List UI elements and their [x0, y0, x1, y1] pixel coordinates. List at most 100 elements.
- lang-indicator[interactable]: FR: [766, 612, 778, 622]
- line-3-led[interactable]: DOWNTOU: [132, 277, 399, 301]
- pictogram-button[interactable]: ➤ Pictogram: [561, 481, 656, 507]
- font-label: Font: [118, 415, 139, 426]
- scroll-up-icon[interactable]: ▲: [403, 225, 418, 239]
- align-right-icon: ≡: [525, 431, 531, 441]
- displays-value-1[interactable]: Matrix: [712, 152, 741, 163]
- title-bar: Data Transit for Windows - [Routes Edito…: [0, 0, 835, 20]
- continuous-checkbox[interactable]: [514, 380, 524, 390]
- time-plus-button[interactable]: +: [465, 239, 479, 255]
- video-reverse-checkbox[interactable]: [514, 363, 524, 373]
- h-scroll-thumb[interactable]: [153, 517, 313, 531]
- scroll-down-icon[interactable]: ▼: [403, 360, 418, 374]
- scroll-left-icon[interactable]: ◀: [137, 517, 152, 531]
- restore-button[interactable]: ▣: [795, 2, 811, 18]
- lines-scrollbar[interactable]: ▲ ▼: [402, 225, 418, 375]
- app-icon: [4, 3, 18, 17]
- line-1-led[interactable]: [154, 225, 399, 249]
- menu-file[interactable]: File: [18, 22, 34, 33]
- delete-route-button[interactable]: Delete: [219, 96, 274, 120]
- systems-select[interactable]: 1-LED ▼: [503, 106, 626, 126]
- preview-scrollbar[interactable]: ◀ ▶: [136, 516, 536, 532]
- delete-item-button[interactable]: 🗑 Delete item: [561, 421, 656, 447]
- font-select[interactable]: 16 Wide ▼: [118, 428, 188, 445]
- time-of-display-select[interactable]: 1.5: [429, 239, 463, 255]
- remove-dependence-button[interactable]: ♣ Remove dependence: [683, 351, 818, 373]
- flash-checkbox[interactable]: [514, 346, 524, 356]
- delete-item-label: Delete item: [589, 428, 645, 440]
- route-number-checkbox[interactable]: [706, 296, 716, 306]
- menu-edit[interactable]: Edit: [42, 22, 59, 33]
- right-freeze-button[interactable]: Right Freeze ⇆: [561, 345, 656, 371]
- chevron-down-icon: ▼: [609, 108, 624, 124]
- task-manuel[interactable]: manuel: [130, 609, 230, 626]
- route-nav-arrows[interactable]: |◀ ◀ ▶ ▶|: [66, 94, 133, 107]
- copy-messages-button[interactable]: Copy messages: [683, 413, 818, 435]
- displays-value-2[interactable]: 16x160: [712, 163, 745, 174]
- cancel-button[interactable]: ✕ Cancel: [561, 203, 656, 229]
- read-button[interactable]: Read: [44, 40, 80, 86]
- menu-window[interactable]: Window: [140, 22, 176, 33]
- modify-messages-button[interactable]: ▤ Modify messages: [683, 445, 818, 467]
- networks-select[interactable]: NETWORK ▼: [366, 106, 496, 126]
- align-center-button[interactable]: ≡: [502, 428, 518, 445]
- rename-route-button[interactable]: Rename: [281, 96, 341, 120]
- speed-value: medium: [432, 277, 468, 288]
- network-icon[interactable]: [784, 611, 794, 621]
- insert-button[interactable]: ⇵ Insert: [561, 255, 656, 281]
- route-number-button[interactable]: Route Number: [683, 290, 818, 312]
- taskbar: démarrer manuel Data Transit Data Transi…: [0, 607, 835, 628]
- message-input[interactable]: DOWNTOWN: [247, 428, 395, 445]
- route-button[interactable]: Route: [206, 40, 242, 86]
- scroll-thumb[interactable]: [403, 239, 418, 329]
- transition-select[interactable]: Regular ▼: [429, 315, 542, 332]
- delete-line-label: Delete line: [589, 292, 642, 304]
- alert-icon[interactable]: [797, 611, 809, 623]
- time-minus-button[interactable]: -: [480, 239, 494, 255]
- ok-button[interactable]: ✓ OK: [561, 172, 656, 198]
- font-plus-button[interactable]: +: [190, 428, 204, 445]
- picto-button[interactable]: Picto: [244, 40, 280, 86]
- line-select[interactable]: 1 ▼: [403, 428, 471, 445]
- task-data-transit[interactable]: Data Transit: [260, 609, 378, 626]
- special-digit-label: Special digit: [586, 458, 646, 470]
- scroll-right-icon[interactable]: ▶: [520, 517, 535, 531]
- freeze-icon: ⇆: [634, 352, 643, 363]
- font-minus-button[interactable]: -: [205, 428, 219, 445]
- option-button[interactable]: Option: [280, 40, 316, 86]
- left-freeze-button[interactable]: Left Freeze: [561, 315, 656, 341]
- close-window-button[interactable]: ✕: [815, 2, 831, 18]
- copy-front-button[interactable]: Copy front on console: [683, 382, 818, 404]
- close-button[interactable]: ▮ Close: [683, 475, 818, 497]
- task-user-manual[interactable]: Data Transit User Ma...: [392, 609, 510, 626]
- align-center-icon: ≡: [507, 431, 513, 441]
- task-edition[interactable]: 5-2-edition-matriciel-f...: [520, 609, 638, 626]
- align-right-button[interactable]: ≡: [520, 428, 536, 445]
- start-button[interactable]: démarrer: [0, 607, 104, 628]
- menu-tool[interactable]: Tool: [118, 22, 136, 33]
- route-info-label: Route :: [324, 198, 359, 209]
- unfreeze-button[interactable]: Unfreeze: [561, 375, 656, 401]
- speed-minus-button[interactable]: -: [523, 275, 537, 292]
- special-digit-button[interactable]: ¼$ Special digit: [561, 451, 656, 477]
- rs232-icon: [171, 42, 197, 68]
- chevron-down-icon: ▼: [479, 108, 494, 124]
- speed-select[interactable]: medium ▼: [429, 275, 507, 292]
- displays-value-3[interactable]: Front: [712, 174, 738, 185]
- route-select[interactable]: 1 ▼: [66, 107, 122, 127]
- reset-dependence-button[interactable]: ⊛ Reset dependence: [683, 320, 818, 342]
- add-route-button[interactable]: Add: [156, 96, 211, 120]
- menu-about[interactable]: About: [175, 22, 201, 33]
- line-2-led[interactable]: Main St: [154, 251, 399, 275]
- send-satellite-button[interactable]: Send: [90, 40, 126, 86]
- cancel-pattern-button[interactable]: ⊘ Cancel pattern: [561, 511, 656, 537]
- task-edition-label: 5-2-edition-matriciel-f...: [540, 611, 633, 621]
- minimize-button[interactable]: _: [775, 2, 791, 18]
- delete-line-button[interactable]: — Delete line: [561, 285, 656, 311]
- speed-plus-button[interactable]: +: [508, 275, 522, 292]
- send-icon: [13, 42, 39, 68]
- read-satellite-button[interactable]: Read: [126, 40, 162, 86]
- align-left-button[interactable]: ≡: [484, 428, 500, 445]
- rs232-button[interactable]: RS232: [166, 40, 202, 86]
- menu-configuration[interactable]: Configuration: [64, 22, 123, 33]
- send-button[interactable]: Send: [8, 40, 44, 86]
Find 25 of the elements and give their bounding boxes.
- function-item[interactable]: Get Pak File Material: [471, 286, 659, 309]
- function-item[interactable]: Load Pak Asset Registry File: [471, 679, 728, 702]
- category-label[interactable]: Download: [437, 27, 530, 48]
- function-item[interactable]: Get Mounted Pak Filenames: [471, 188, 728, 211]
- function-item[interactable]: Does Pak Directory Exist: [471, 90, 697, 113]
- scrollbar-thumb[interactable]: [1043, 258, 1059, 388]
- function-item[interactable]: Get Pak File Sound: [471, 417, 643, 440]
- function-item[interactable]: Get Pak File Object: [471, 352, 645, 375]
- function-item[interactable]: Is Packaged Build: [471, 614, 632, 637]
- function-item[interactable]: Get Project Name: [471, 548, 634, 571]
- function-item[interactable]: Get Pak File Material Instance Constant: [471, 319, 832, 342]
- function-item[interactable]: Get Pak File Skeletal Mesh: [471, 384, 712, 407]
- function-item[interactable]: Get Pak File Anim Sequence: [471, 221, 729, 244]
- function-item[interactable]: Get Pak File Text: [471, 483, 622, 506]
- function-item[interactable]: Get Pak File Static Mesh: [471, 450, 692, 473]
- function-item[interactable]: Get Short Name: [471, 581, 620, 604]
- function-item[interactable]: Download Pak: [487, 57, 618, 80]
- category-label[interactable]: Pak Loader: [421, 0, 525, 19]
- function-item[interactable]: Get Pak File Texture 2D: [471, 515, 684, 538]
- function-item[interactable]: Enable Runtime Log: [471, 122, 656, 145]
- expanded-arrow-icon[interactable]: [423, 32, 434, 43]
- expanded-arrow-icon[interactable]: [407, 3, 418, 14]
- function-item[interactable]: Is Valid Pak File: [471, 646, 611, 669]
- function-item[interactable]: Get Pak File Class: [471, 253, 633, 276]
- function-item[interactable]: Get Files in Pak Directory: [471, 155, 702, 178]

───

▸ Exercise aim: Swap "Matrix" for "Grid" in everything from the start of the data down to the line containing "- cancel-button[interactable]: ✕", and give only those lines back, with nothing else changed.

▸ Task output:
List UI elements and their [x0, y0, x1, y1] pixel coordinates. List at most 100 elements.
- lang-indicator[interactable]: FR: [766, 612, 778, 622]
- line-3-led[interactable]: DOWNTOU: [132, 277, 399, 301]
- pictogram-button[interactable]: ➤ Pictogram: [561, 481, 656, 507]
- font-label: Font: [118, 415, 139, 426]
- scroll-up-icon[interactable]: ▲: [403, 225, 418, 239]
- align-right-icon: ≡: [525, 431, 531, 441]
- displays-value-1[interactable]: Grid: [712, 152, 741, 163]
- title-bar: Data Transit for Windows - [Routes Edito…: [0, 0, 835, 20]
- continuous-checkbox[interactable]: [514, 380, 524, 390]
- time-plus-button[interactable]: +: [465, 239, 479, 255]
- video-reverse-checkbox[interactable]: [514, 363, 524, 373]
- h-scroll-thumb[interactable]: [153, 517, 313, 531]
- scroll-down-icon[interactable]: ▼: [403, 360, 418, 374]
- scroll-left-icon[interactable]: ◀: [137, 517, 152, 531]
- restore-button[interactable]: ▣: [795, 2, 811, 18]
- lines-scrollbar[interactable]: ▲ ▼: [402, 225, 418, 375]
- app-icon: [4, 3, 18, 17]
- line-1-led[interactable]: [154, 225, 399, 249]
- menu-file[interactable]: File: [18, 22, 34, 33]
- delete-route-button[interactable]: Delete: [219, 96, 274, 120]
- systems-select[interactable]: 1-LED ▼: [503, 106, 626, 126]
- preview-scrollbar[interactable]: ◀ ▶: [136, 516, 536, 532]
- delete-item-button[interactable]: 🗑 Delete item: [561, 421, 656, 447]
- font-select[interactable]: 16 Wide ▼: [118, 428, 188, 445]
- time-of-display-select[interactable]: 1.5: [429, 239, 463, 255]
- remove-dependence-button[interactable]: ♣ Remove dependence: [683, 351, 818, 373]
- flash-checkbox[interactable]: [514, 346, 524, 356]
- delete-item-label: Delete item: [589, 428, 645, 440]
- route-number-checkbox[interactable]: [706, 296, 716, 306]
- menu-edit[interactable]: Edit: [42, 22, 59, 33]
- right-freeze-button[interactable]: Right Freeze ⇆: [561, 345, 656, 371]
- chevron-down-icon: ▼: [609, 108, 624, 124]
- task-manuel[interactable]: manuel: [130, 609, 230, 626]
- route-nav-arrows[interactable]: |◀ ◀ ▶ ▶|: [66, 94, 133, 107]
- copy-messages-button[interactable]: Copy messages: [683, 413, 818, 435]
- displays-value-2[interactable]: 16x160: [712, 163, 745, 174]
- cancel-button[interactable]: ✕ Cancel: [561, 203, 656, 229]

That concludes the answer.